*Page text*
________________________

At-least-once. There is no cross-catalog transaction support in DuckLake. The write-then-advance-cursor pattern means:

Buffered data is in-memory only. A crash loses all buffers and read positions; the next start re-reads everything after the persisted cursors. Nothing buffered is ever the only copy — the source snapshot history is the durable log.
If the process crashes after a destination commit but before the cursor persists, the next start re-reads the same range and re-applies it. Full CDC mode re-applies idempotently (delete + upsert); append-only mode duplicates rows.
In full CDC mode, deletes + upserts on each destination are applied within a single transaction. A crash mid-apply rolls back both — no partial state.
A failed flush drops the destination's buffers and leaves its cursor untouched; the range is re-read next cycle. Other destinations are unaffected.
The commit/cursor-gap window heals itself. If a row is committed to a destination, the cursor fails to persist (crash, or a PG outage outlasting the in-process retry), and the source deletes that row before the re-read — the replayed delete survives conflict resolution as a tombstone and removes the committed row. (Earlier revisions cancelled the insert+delete pair, making such phantoms permanent; the tombstone rule retired that limitation, machine-checked by TLC with no crash conditioning.)
Seeding is REPLACE. A destination at cursor 0 with existing rows (only legitimate cause: a crashed prior seed) is truncated before the seed streams, so re-seeds are full repairs in both CDC modes. Set routing.seed_truncate: false to refuse loudly instead.

There is no data loss path — machine-checked, not just argued: every consistency invariant (including phantom-freedom) holds with no crash conditioning at all. The source DuckLake's snapshot history is the durable log.

________________________

*Data section*

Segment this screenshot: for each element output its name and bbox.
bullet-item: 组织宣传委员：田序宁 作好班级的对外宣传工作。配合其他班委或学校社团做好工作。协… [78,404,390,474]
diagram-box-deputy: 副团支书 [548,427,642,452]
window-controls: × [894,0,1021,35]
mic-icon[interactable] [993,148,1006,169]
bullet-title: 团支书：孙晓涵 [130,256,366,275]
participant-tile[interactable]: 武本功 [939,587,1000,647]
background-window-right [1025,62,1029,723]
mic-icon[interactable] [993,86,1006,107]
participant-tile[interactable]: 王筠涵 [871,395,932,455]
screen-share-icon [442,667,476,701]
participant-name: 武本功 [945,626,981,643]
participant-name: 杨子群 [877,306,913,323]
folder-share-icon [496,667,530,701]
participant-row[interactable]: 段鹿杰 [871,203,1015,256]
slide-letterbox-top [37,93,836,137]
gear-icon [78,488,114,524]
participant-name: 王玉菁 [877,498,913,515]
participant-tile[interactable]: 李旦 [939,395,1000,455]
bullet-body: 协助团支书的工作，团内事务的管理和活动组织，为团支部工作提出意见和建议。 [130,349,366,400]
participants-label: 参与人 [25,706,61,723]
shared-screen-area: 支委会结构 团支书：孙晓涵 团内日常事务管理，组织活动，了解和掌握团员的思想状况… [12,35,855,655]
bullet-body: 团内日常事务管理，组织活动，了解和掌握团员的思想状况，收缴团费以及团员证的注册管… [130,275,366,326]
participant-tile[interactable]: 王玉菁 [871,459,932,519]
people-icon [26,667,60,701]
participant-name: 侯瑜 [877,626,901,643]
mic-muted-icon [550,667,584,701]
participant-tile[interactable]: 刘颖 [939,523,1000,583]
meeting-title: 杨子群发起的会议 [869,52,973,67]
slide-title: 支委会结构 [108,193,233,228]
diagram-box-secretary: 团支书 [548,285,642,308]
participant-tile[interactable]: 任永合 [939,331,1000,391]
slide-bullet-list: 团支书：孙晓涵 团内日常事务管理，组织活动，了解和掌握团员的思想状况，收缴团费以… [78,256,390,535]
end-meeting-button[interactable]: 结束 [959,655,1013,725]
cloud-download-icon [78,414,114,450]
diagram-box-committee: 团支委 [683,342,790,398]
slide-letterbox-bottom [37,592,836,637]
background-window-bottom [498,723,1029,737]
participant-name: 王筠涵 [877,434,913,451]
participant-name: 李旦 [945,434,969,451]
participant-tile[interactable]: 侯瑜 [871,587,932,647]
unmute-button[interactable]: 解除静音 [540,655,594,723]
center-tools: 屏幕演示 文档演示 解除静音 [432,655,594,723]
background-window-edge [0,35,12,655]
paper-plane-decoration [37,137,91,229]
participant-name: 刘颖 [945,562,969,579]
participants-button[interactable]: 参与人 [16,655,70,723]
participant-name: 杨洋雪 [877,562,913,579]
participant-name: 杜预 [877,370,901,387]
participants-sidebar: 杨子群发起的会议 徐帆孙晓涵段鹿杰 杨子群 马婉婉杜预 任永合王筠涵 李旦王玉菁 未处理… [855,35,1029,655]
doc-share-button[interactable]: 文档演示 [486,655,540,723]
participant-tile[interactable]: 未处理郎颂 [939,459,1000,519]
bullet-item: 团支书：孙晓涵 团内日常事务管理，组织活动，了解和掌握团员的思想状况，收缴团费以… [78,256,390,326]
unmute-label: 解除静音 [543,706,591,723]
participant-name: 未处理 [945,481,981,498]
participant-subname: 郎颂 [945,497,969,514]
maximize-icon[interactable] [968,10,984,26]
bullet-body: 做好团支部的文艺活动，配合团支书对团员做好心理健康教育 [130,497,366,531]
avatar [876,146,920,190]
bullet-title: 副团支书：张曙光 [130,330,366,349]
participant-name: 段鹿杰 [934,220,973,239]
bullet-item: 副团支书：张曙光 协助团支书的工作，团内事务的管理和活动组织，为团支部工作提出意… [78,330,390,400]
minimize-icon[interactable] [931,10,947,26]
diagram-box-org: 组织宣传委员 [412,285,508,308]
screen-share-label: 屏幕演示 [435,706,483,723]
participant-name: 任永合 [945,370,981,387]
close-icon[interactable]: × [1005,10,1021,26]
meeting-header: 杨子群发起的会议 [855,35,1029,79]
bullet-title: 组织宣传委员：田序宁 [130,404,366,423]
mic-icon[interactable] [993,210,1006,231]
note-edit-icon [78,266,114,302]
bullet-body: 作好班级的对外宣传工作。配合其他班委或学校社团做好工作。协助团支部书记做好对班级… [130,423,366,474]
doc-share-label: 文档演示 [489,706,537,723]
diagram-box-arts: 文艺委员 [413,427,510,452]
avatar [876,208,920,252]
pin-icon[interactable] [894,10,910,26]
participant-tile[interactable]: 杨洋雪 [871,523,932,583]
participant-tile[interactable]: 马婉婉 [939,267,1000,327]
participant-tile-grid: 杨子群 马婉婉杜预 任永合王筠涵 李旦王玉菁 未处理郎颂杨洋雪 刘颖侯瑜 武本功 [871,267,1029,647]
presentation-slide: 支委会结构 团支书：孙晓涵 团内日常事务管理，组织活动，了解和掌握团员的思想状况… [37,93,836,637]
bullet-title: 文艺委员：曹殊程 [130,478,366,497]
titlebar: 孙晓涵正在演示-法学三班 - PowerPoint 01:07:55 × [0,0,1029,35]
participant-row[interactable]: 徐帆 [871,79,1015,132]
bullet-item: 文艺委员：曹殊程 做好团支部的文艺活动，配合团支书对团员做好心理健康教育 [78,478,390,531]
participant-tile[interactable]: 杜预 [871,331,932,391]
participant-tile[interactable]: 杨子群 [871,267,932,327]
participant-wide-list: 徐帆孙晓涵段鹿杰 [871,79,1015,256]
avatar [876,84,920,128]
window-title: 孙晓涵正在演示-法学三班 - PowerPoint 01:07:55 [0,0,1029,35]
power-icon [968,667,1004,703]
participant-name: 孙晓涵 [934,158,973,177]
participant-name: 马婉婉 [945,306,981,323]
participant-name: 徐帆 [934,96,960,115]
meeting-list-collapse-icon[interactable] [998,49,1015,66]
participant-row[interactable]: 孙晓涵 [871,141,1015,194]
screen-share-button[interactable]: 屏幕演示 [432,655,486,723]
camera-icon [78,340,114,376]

________________________

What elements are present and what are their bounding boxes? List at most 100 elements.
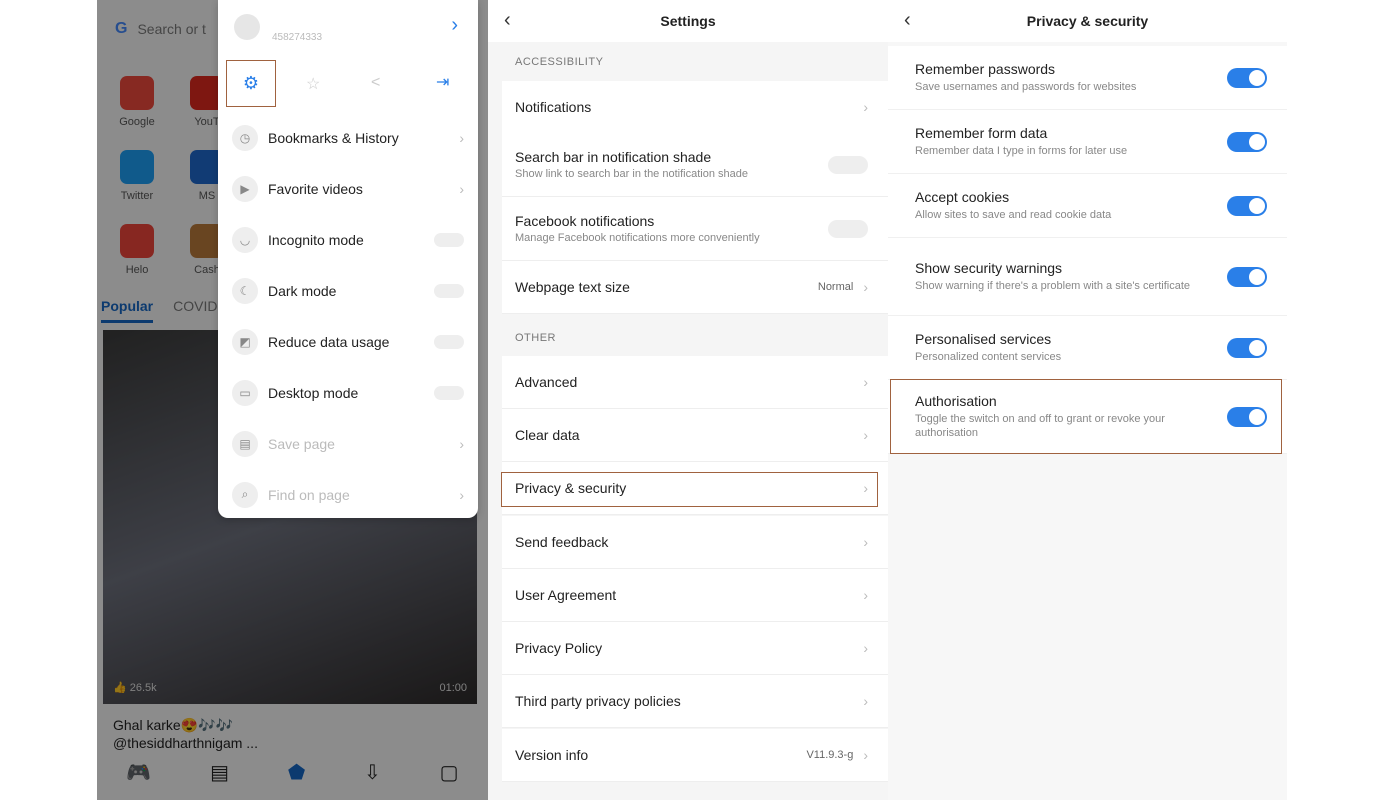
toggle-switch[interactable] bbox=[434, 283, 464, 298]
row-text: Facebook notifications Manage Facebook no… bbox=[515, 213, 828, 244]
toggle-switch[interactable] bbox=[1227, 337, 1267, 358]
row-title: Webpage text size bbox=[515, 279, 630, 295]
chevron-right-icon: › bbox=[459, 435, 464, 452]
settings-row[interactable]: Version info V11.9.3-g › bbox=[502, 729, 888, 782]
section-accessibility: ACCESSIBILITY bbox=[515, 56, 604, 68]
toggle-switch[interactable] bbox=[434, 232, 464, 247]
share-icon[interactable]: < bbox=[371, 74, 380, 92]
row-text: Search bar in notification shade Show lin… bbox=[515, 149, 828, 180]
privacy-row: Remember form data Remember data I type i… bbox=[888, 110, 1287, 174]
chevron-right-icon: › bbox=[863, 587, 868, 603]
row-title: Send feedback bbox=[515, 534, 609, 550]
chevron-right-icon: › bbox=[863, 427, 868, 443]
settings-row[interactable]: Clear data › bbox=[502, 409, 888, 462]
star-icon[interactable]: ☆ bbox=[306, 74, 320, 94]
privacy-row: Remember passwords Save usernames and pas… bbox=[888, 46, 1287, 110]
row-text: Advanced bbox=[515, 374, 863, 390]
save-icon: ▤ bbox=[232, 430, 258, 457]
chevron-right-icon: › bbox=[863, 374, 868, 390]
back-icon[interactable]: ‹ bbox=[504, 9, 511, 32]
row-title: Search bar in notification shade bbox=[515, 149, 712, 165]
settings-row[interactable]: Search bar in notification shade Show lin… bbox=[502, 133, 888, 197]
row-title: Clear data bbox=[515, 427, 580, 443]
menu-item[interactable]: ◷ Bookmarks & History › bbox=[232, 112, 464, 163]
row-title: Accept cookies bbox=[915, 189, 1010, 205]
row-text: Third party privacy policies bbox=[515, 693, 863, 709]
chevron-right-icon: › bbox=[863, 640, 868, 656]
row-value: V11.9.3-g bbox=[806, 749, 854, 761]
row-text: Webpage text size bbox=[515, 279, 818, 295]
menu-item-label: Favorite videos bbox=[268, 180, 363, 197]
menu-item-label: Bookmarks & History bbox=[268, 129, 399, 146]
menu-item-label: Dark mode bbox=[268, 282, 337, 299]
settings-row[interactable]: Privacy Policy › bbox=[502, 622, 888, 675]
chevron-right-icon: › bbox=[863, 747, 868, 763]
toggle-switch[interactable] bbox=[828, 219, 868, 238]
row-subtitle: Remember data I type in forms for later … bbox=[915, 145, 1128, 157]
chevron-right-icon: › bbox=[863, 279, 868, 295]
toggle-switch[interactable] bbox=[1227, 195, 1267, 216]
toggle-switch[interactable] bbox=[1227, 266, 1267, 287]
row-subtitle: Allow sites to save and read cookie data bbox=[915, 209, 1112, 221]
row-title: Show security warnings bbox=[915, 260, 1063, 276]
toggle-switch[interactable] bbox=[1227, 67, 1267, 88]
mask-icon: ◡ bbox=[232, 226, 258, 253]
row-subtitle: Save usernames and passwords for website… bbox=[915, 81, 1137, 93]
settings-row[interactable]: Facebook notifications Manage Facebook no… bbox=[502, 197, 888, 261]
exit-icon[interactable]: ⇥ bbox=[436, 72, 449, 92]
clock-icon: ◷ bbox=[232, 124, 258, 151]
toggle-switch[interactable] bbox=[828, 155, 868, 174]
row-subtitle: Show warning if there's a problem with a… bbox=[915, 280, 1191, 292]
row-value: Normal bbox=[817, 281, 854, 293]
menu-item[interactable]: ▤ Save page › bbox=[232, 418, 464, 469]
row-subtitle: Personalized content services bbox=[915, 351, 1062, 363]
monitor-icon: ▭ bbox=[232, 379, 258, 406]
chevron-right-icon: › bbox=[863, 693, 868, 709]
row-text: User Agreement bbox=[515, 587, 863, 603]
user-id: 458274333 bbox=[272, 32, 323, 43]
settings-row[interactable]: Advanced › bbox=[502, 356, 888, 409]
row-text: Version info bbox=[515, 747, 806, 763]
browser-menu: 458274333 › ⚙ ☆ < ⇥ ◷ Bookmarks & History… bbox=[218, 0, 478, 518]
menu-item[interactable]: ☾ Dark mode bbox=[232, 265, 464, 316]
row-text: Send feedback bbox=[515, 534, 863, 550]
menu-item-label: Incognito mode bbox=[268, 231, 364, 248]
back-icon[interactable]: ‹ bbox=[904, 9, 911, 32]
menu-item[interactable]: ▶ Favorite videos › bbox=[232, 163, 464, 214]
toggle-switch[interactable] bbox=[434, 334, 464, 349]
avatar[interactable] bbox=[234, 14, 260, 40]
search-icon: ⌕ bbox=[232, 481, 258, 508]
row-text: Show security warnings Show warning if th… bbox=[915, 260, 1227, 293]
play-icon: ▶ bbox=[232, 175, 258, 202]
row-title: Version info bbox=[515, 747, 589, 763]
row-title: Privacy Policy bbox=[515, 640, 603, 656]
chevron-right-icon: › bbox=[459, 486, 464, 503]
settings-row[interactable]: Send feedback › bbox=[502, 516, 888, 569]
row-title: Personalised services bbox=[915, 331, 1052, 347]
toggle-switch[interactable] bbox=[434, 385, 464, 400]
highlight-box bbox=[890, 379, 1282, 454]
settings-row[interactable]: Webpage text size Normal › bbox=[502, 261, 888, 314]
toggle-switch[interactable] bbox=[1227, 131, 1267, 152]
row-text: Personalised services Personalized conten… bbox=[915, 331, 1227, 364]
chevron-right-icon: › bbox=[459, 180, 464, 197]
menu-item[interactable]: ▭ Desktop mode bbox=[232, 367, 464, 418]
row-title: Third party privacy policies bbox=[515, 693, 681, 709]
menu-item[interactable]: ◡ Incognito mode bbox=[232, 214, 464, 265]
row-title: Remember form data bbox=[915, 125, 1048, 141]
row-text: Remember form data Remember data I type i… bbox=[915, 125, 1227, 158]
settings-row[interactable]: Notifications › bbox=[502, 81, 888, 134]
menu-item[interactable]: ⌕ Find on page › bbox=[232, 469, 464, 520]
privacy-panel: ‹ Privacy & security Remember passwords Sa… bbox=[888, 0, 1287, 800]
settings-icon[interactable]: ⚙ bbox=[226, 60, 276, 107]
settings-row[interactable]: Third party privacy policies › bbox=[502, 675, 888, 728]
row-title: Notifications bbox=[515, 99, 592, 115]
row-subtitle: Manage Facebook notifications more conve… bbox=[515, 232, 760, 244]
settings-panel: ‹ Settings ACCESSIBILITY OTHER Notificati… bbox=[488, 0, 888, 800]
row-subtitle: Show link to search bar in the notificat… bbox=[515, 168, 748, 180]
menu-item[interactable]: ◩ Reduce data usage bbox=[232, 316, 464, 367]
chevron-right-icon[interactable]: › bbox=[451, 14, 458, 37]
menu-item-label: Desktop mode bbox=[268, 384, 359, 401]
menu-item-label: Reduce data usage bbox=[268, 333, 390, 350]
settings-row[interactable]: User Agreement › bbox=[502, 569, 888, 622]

________________________

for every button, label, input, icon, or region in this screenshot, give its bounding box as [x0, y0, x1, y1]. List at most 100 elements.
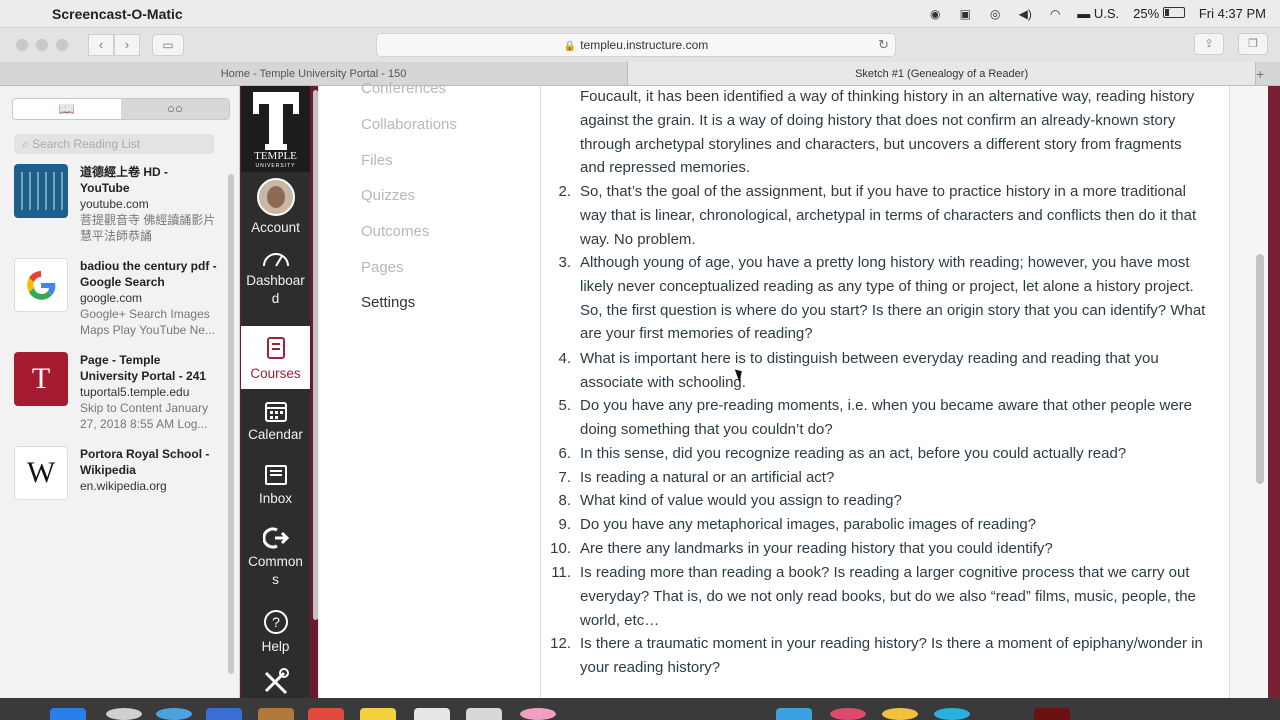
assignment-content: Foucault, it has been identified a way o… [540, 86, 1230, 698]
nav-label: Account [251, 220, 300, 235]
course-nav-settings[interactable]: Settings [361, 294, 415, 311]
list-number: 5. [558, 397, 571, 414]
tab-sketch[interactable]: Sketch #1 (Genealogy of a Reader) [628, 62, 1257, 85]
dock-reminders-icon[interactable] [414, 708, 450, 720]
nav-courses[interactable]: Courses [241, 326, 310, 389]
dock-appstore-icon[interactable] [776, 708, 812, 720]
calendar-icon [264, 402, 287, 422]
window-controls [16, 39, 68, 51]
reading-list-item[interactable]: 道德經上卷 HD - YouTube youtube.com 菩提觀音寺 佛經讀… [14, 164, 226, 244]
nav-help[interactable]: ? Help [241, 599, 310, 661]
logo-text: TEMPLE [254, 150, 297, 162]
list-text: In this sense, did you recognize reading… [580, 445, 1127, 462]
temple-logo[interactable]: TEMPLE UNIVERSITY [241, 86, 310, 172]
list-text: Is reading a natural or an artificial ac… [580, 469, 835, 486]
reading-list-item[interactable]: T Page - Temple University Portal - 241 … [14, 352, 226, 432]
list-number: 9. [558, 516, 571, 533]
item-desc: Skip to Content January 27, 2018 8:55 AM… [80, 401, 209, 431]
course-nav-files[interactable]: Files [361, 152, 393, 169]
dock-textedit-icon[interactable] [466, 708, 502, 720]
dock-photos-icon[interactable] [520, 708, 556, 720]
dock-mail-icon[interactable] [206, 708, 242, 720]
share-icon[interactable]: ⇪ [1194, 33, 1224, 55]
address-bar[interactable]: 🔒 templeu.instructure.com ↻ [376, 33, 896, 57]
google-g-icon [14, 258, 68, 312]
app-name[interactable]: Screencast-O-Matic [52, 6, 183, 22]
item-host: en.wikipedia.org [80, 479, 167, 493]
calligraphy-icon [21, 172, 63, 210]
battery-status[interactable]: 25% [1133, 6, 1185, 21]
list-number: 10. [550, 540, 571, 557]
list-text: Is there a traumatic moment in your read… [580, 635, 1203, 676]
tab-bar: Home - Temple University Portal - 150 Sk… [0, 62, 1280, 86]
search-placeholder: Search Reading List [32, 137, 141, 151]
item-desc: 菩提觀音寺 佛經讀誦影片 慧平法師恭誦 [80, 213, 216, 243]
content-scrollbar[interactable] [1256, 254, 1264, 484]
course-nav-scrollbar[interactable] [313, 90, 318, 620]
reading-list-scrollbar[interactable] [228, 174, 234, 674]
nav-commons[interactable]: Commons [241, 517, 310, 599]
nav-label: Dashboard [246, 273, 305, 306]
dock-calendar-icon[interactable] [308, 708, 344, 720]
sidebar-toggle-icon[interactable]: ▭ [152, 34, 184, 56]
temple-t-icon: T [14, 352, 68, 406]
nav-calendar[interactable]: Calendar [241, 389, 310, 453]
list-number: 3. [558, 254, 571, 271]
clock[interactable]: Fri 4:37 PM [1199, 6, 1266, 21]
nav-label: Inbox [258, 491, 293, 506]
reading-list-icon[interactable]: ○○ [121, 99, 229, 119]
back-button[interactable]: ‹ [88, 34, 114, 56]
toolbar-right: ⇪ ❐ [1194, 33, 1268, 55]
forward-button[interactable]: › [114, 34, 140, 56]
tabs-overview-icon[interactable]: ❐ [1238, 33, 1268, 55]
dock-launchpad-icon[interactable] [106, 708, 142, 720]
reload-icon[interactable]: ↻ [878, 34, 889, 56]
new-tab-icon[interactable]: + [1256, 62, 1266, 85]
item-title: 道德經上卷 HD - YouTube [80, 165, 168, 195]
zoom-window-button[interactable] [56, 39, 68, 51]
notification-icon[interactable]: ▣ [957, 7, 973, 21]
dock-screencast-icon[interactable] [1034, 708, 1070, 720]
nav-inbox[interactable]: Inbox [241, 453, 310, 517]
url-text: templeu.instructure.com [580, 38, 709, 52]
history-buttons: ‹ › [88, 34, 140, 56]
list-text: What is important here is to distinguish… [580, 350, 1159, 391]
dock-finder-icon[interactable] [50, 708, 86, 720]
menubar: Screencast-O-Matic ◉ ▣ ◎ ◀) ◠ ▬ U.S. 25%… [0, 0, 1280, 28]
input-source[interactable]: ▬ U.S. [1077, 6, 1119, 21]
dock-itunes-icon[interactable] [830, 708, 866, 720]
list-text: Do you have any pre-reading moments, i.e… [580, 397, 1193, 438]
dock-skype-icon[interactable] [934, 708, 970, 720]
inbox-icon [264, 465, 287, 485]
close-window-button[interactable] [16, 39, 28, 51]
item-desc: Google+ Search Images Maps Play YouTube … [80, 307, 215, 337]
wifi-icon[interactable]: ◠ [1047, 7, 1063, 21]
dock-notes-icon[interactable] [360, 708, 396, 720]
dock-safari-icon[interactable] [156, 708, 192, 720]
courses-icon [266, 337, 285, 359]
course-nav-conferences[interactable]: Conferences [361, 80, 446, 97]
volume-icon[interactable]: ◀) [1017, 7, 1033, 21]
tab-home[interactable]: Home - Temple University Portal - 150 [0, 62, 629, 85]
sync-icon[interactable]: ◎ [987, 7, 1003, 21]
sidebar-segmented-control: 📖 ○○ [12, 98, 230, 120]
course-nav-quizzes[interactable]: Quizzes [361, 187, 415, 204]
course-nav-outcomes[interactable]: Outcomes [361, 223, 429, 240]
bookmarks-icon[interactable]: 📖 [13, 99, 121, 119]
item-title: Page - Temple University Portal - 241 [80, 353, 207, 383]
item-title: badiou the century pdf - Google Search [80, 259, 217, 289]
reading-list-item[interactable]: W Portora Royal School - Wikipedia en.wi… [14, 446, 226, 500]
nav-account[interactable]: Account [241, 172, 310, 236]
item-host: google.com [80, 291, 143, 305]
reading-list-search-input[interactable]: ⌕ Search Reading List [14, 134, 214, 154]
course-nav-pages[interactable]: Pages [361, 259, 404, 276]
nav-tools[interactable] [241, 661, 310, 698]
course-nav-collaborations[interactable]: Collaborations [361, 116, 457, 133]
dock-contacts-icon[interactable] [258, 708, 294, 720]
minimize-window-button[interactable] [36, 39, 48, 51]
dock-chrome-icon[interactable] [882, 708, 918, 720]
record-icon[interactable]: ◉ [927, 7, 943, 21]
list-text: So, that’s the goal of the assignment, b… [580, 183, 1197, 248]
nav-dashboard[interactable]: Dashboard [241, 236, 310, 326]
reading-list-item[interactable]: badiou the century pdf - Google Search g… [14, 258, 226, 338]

________________________

*Tasks to complete*
a - List every failure situation the DuckLake text describes, with what the text says happens after each.
b - Answer from the DuckLake text:
(i) In full CDC mode, what is applied within a single transaction on each destination?
(ii) What setting makes seeding refuse loudly instead of truncating?
(iii) What machine-checked the tombstone rule?
The material comes from a different source than the DuckLake text.

*In response*
a -
- A crash: all buffers and read positions are lost, and the next start re-reads everything after the persisted cursors.
- A crash after a destination commit but before the cursor persists: the next start re-reads the same range and re-applies it. Full CDC mode re-applies idempotently, and append-only mode duplicates rows.
- A crash mid-apply in full CDC mode: both the deletes and the upserts roll back, so there is no partial state.
- A failed flush: the destination's buffers are dropped, its cursor is left untouched, and the range is re-read next cycle. Other destinations are unaffected.
- A row is committed, the cursor fails to persist, and the source deletes that row before the re-read: the replayed delete survives as a tombstone and removes the committed row.
- A crashed prior seed leaves a destination at cursor 0 with existing rows: the destination is truncated before the seed streams.

b -
(i) Deletes and upserts.
(ii) routing.seed_truncate: false
(iii) TLC.